> Directions for this task
Write the listing out again, all of it, word for word.

> Input
┌────────

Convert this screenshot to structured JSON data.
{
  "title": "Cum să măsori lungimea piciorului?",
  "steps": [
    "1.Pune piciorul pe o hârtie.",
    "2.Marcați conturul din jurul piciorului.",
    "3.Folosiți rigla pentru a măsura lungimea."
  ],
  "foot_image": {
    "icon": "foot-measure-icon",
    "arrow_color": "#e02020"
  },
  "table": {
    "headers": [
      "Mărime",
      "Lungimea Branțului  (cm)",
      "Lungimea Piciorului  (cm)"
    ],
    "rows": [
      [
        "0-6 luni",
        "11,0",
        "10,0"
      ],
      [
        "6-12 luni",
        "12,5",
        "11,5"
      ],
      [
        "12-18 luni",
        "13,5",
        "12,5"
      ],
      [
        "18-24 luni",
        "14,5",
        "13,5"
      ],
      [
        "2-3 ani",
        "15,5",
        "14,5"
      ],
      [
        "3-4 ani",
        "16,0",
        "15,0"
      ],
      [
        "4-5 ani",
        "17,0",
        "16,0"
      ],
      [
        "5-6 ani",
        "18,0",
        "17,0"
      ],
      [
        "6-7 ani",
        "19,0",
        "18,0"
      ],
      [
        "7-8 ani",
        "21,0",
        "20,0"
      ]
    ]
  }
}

└────────

> Solution
Convert this screenshot to structured JSON data.
{
  "title": "Cum să măsori lungimea piciorului?",
  "steps": [
    "1.Pune piciorul pe o hârtie.",
    "2.Marcați conturul din jurul piciorului.",
    "3.Folosiți rigla pentru a măsura lungimea."
  ],
  "foot_image": {
    "icon": "foot-measure-icon",
    "arrow_color": "#e02020"
  },
  "table": {
    "headers": [
      "Mărime",
      "Lungimea Branțului  (cm)",
      "Lungimea Piciorului  (cm)"
    ],
    "rows": [
      [
        "0-6 luni",
        "11,0",
        "10,0"
      ],
      [
        "6-12 luni",
        "12,5",
        "11,5"
      ],
      [
        "12-18 luni",
        "13,5",
        "12,5"
      ],
      [
        "18-24 luni",
        "14,5",
        "13,5"
      ],
      [
        "2-3 ani",
        "15,5",
        "14,5"
      ],
      [
        "3-4 ani",
        "16,0",
        "15,0"
      ],
      [
        "4-5 ani",
        "17,0",
        "16,0"
      ],
      [
        "5-6 ani",
        "18,0",
        "17,0"
      ],
      [
        "6-7 ani",
        "19,0",
        "18,0"
      ],
      [
        "7-8 ani",
        "21,0",
        "20,0"
      ]
    ]
  }
}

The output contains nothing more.